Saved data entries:
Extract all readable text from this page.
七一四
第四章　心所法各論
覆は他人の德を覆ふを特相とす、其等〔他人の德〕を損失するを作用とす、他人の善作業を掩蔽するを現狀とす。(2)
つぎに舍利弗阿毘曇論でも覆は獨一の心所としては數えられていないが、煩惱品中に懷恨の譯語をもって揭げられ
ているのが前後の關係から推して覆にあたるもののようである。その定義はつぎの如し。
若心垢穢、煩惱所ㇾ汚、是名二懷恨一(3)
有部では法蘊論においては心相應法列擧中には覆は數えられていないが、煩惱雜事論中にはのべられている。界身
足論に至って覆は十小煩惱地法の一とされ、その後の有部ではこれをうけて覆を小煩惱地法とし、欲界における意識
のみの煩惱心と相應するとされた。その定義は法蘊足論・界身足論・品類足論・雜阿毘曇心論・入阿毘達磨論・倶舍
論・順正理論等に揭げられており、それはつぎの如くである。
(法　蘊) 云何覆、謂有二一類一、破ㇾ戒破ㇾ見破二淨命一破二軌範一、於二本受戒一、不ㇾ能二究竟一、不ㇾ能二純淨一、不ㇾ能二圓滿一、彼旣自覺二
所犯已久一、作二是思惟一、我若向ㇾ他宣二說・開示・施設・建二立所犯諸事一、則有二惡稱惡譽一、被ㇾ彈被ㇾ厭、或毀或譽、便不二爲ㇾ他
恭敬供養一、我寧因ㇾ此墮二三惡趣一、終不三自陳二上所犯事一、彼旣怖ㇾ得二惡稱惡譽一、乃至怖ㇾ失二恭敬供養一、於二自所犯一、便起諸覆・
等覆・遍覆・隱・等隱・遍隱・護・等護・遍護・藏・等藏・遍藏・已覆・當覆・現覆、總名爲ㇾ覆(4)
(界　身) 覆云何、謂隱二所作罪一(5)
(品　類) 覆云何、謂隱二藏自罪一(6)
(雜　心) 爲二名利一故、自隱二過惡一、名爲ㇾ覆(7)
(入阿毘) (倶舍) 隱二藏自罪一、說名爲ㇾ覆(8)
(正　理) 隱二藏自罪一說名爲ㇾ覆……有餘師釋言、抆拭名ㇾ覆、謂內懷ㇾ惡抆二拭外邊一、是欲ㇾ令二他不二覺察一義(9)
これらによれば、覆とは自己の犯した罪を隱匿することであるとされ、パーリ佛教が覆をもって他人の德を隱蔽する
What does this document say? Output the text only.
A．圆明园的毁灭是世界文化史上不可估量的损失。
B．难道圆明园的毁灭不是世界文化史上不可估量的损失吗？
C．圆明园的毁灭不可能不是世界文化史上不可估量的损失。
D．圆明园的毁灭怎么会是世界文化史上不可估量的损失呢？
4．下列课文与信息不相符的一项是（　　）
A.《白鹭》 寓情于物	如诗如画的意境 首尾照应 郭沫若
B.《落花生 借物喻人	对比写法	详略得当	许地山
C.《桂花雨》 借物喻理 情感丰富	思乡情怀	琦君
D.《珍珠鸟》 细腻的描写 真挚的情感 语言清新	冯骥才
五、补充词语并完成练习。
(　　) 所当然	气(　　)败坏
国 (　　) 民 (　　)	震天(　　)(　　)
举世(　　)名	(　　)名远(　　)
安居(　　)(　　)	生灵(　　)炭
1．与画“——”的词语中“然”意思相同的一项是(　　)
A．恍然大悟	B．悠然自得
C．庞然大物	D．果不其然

*Prompt*: Keep only the lines from the one containing "What does this" to the end of the entries, and repeat them exactly.

*Task solution*:
What does this document say? Output the text only.
A．圆明园的毁灭是世界文化史上不可估量的损失。
B．难道圆明园的毁灭不是世界文化史上不可估量的损失吗？
C．圆明园的毁灭不可能不是世界文化史上不可估量的损失。
D．圆明园的毁灭怎么会是世界文化史上不可估量的损失呢？
4．下列课文与信息不相符的一项是（　　）
A.《白鹭》 寓情于物	如诗如画的意境 首尾照应 郭沫若
B.《落花生 借物喻人	对比写法	详略得当	许地山
C.《桂花雨》 借物喻理 情感丰富	思乡情怀	琦君
D.《珍珠鸟》 细腻的描写 真挚的情感 语言清新	冯骥才
五、补充词语并完成练习。
(　　) 所当然	气(　　)败坏
国 (　　) 民 (　　)	震天(　　)(　　)
举世(　　)名	(　　)名远(　　)
安居(　　)(　　)	生灵(　　)炭
1．与画“——”的词语中“然”意思相同的一项是(　　)
A．恍然大悟	B．悠然自得
C．庞然大物	D．果不其然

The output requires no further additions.